Instructions to follow: All the data must come back unchanged, except that pictures are left out.

Figure record listings:
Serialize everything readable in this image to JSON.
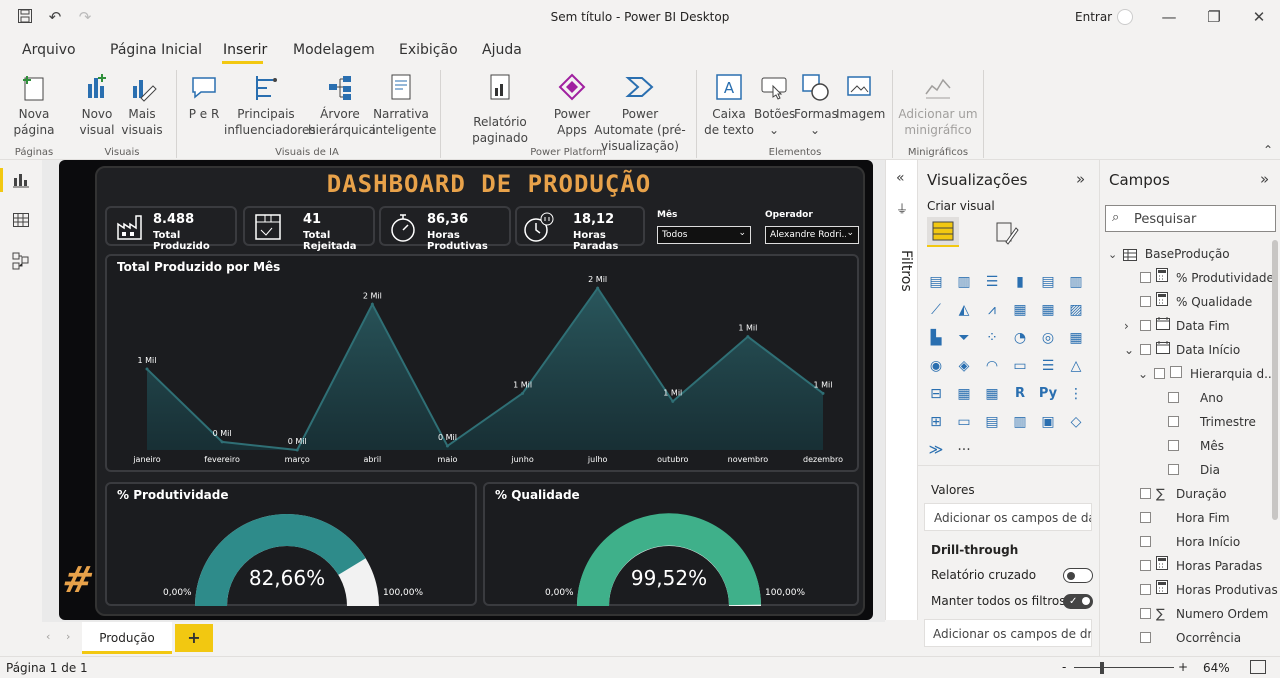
{
  "window": {
    "title": "Sem título - Power BI Desktop",
    "signin": "Entrar"
  },
  "menu": {
    "tabs": [
      "Arquivo",
      "Página Inicial",
      "Inserir",
      "Modelagem",
      "Exibição",
      "Ajuda"
    ]
  },
  "ribbon": {
    "nova_pagina": "Nova página",
    "novo_visual": "Novo visual",
    "mais_visuais": "Mais visuais",
    "per": "P e R",
    "principais": "Principais influenciadores",
    "arvore": "Árvore hierárquica",
    "narrativa": "Narrativa inteligente",
    "relatorio": "Relatório paginado",
    "power_apps": "Power Apps",
    "power_automate": "Power Automate (pré-visualização)",
    "caixa_texto": "Caixa de texto",
    "botoes": "Botões",
    "formas": "Formas",
    "imagem": "Imagem",
    "minigrafico": "Adicionar um minigráfico",
    "groups": {
      "paginas": "Páginas",
      "visuais": "Visuais",
      "visuais_ia": "Visuais de IA",
      "power_platform": "Power Platform",
      "elementos": "Elementos",
      "minigraficos": "Minigráficos"
    }
  },
  "dashboard": {
    "title": "DASHBOARD DE PRODUÇÃO",
    "kpis": [
      {
        "value": "8.488",
        "label": "Total Produzido",
        "icon": "factory-icon"
      },
      {
        "value": "41",
        "label": "Total Rejeitada",
        "icon": "box-icon"
      },
      {
        "value": "86,36",
        "label": "Horas Produtivas",
        "icon": "stopwatch-icon"
      },
      {
        "value": "18,12",
        "label": "Horas Paradas",
        "icon": "clock-pause-icon"
      }
    ],
    "slicers": [
      {
        "label": "Mês",
        "value": "Todos"
      },
      {
        "label": "Operador",
        "value": "Alexandre Rodri..."
      }
    ],
    "produtividade": {
      "title": "% Produtividade",
      "value": "82,66%",
      "min": "0,00%",
      "max": "100,00%",
      "fraction": 0.8266
    },
    "qualidade": {
      "title": "% Qualidade",
      "value": "99,52%",
      "min": "0,00%",
      "max": "100,00%",
      "fraction": 0.9952
    },
    "logo": "#"
  },
  "chart_data": {
    "type": "area",
    "title": "Total Produzido por Mês",
    "categories": [
      "janeiro",
      "fevereiro",
      "março",
      "abril",
      "maio",
      "junho",
      "julho",
      "outubro",
      "novembro",
      "dezembro"
    ],
    "values": [
      1.0,
      0.1,
      0.0,
      1.8,
      0.05,
      0.7,
      2.0,
      0.6,
      1.4,
      0.7
    ],
    "labels": [
      "1 Mil",
      "0 Mil",
      "0 Mil",
      "2 Mil",
      "0 Mil",
      "1 Mil",
      "2 Mil",
      "1 Mil",
      "1 Mil",
      "1 Mil"
    ],
    "ylim": [
      0,
      2.1
    ],
    "colors": {
      "line": "#2f6f75",
      "fill": "#1d3d44"
    }
  },
  "filters": {
    "label": "Filtros"
  },
  "viz": {
    "title": "Visualizações",
    "criar": "Criar visual",
    "valores": "Valores",
    "valores_placeholder": "Adicionar os campos de da...",
    "drill": "Drill-through",
    "relatorio_cruzado": "Relatório cruzado",
    "manter": "Manter todos os filtros",
    "drill_placeholder": "Adicionar os campos de dr...",
    "more": "···"
  },
  "fields": {
    "title": "Campos",
    "search_placeholder": "Pesquisar",
    "table": "BaseProdução",
    "items": [
      {
        "label": "% Produtividade",
        "indent": 1,
        "icon": "calc-icon"
      },
      {
        "label": "% Qualidade",
        "indent": 1,
        "icon": "calc-icon"
      },
      {
        "label": "Data Fim",
        "indent": 1,
        "icon": "calendar-icon",
        "expander": "›"
      },
      {
        "label": "Data Início",
        "indent": 1,
        "icon": "calendar-icon",
        "expander": "⌄"
      },
      {
        "label": "Hierarquia d...",
        "indent": 2,
        "icon": "hierarchy-icon",
        "expander": "⌄"
      },
      {
        "label": "Ano",
        "indent": 3,
        "icon": ""
      },
      {
        "label": "Trimestre",
        "indent": 3,
        "icon": ""
      },
      {
        "label": "Mês",
        "indent": 3,
        "icon": ""
      },
      {
        "label": "Dia",
        "indent": 3,
        "icon": ""
      },
      {
        "label": "Duração",
        "indent": 1,
        "icon": "sigma-icon"
      },
      {
        "label": "Hora Fim",
        "indent": 1,
        "icon": ""
      },
      {
        "label": "Hora Início",
        "indent": 1,
        "icon": ""
      },
      {
        "label": "Horas Paradas",
        "indent": 1,
        "icon": "calc-icon"
      },
      {
        "label": "Horas Produtivas",
        "indent": 1,
        "icon": "calc-icon"
      },
      {
        "label": "Numero Ordem",
        "indent": 1,
        "icon": "sigma-icon"
      },
      {
        "label": "Ocorrência",
        "indent": 1,
        "icon": ""
      }
    ]
  },
  "pages": {
    "tab": "Produção",
    "add": "+"
  },
  "status": {
    "page": "Página 1 de 1",
    "zoom": "64%",
    "minus": "-",
    "plus": "+"
  }
}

Solution for this problem:
Serialize everything readable in this image to JSON.
{
  "window": {
    "title": "Sem título - Power BI Desktop",
    "signin": "Entrar"
  },
  "menu": {
    "tabs": [
      "Arquivo",
      "Página Inicial",
      "Inserir",
      "Modelagem",
      "Exibição",
      "Ajuda"
    ]
  },
  "ribbon": {
    "nova_pagina": "Nova página",
    "novo_visual": "Novo visual",
    "mais_visuais": "Mais visuais",
    "per": "P e R",
    "principais": "Principais influenciadores",
    "arvore": "Árvore hierárquica",
    "narrativa": "Narrativa inteligente",
    "relatorio": "Relatório paginado",
    "power_apps": "Power Apps",
    "power_automate": "Power Automate (pré-visualização)",
    "caixa_texto": "Caixa de texto",
    "botoes": "Botões",
    "formas": "Formas",
    "imagem": "Imagem",
    "minigrafico": "Adicionar um minigráfico",
    "groups": {
      "paginas": "Páginas",
      "visuais": "Visuais",
      "visuais_ia": "Visuais de IA",
      "power_platform": "Power Platform",
      "elementos": "Elementos",
      "minigraficos": "Minigráficos"
    }
  },
  "dashboard": {
    "title": "DASHBOARD DE PRODUÇÃO",
    "kpis": [
      {
        "value": "8.488",
        "label": "Total Produzido",
        "icon": "factory-icon"
      },
      {
        "value": "41",
        "label": "Total Rejeitada",
        "icon": "box-icon"
      },
      {
        "value": "86,36",
        "label": "Horas Produtivas",
        "icon": "stopwatch-icon"
      },
      {
        "value": "18,12",
        "label": "Horas Paradas",
        "icon": "clock-pause-icon"
      }
    ],
    "slicers": [
      {
        "label": "Mês",
        "value": "Todos"
      },
      {
        "label": "Operador",
        "value": "Alexandre Rodri..."
      }
    ],
    "produtividade": {
      "title": "% Produtividade",
      "value": "82,66%",
      "min": "0,00%",
      "max": "100,00%",
      "fraction": 0.8266
    },
    "qualidade": {
      "title": "% Qualidade",
      "value": "99,52%",
      "min": "0,00%",
      "max": "100,00%",
      "fraction": 0.9952
    },
    "logo": "#"
  },
  "chart_data": {
    "type": "area",
    "title": "Total Produzido por Mês",
    "categories": [
      "janeiro",
      "fevereiro",
      "março",
      "abril",
      "maio",
      "junho",
      "julho",
      "outubro",
      "novembro",
      "dezembro"
    ],
    "values": [
      1.0,
      0.1,
      0.0,
      1.8,
      0.05,
      0.7,
      2.0,
      0.6,
      1.4,
      0.7
    ],
    "labels": [
      "1 Mil",
      "0 Mil",
      "0 Mil",
      "2 Mil",
      "0 Mil",
      "1 Mil",
      "2 Mil",
      "1 Mil",
      "1 Mil",
      "1 Mil"
    ],
    "ylim": [
      0,
      2.1
    ],
    "colors": {
      "line": "#2f6f75",
      "fill": "#1d3d44"
    }
  },
  "filters": {
    "label": "Filtros"
  },
  "viz": {
    "title": "Visualizações",
    "criar": "Criar visual",
    "valores": "Valores",
    "valores_placeholder": "Adicionar os campos de da...",
    "drill": "Drill-through",
    "relatorio_cruzado": "Relatório cruzado",
    "manter": "Manter todos os filtros",
    "drill_placeholder": "Adicionar os campos de dr...",
    "more": "···"
  },
  "fields": {
    "title": "Campos",
    "search_placeholder": "Pesquisar",
    "table": "BaseProdução",
    "items": [
      {
        "label": "% Produtividade",
        "indent": 1,
        "icon": "calc-icon"
      },
      {
        "label": "% Qualidade",
        "indent": 1,
        "icon": "calc-icon"
      },
      {
        "label": "Data Fim",
        "indent": 1,
        "icon": "calendar-icon",
        "expander": "›"
      },
      {
        "label": "Data Início",
        "indent": 1,
        "icon": "calendar-icon",
        "expander": "⌄"
      },
      {
        "label": "Hierarquia d...",
        "indent": 2,
        "icon": "hierarchy-icon",
        "expander": "⌄"
      },
      {
        "label": "Ano",
        "indent": 3,
        "icon": ""
      },
      {
        "label": "Trimestre",
        "indent": 3,
        "icon": ""
      },
      {
        "label": "Mês",
        "indent": 3,
        "icon": ""
      },
      {
        "label": "Dia",
        "indent": 3,
        "icon": ""
      },
      {
        "label": "Duração",
        "indent": 1,
        "icon": "sigma-icon"
      },
      {
        "label": "Hora Fim",
        "indent": 1,
        "icon": ""
      },
      {
        "label": "Hora Início",
        "indent": 1,
        "icon": ""
      },
      {
        "label": "Horas Paradas",
        "indent": 1,
        "icon": "calc-icon"
      },
      {
        "label": "Horas Produtivas",
        "indent": 1,
        "icon": "calc-icon"
      },
      {
        "label": "Numero Ordem",
        "indent": 1,
        "icon": "sigma-icon"
      },
      {
        "label": "Ocorrência",
        "indent": 1,
        "icon": ""
      }
    ]
  },
  "pages": {
    "tab": "Produção",
    "add": "+"
  },
  "status": {
    "page": "Página 1 de 1",
    "zoom": "64%",
    "minus": "-",
    "plus": "+"
  }
}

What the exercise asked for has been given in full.